[Extracted records]
····················

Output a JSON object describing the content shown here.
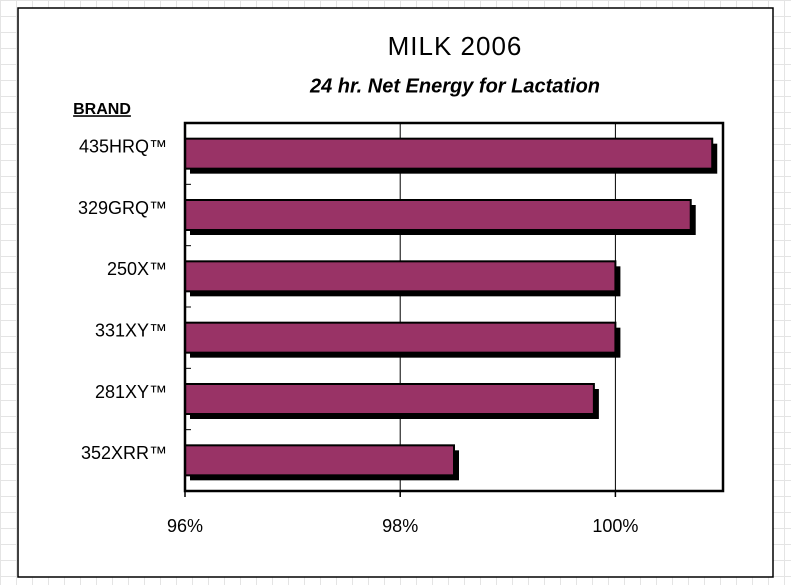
{
  "chart_data": {
    "type": "bar",
    "orientation": "horizontal",
    "title": "MILK 2006",
    "subtitle": "24 hr. Net Energy for Lactation",
    "y_label": "BRAND",
    "categories": [
      "435HRQ™",
      "329GRQ™",
      "250X™",
      "331XY™",
      "281XY™",
      "352XRR™"
    ],
    "values": [
      100.9,
      100.7,
      100.0,
      100.0,
      99.8,
      98.5
    ],
    "color": "#993366",
    "xlim": [
      96,
      101
    ],
    "xticks": [
      {
        "value": 96,
        "label": "96%"
      },
      {
        "value": 98,
        "label": "98%"
      },
      {
        "value": 100,
        "label": "100%"
      }
    ],
    "grid": true
  }
}
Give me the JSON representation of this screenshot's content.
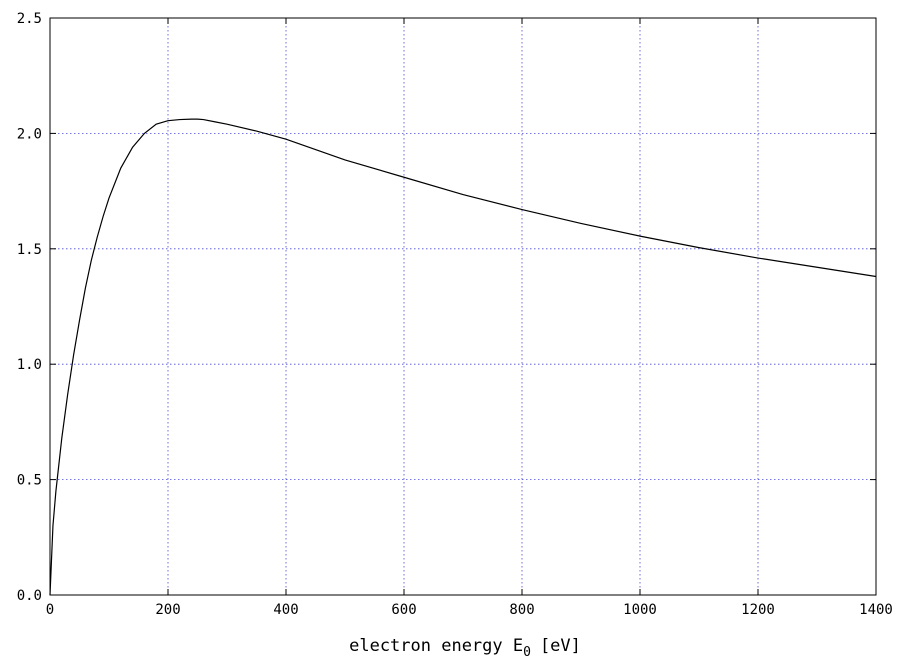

····················

■ Job
Output the lines above in full and exactly as given, omitting any pictures.

■ Result below
Output a JSON object describing the content shown here.
{
  "chart_data": {
    "type": "bar",
    "orientation": "horizontal",
    "title": "MILK 2006",
    "subtitle": "24 hr. Net Energy for Lactation",
    "y_label": "BRAND",
    "categories": [
      "435HRQ™",
      "329GRQ™",
      "250X™",
      "331XY™",
      "281XY™",
      "352XRR™"
    ],
    "values": [
      100.9,
      100.7,
      100.0,
      100.0,
      99.8,
      98.5
    ],
    "color": "#993366",
    "xlim": [
      96,
      101
    ],
    "xticks": [
      {
        "value": 96,
        "label": "96%"
      },
      {
        "value": 98,
        "label": "98%"
      },
      {
        "value": 100,
        "label": "100%"
      }
    ],
    "grid": true
  }
}
Give me the JSON representation of this screenshot's content.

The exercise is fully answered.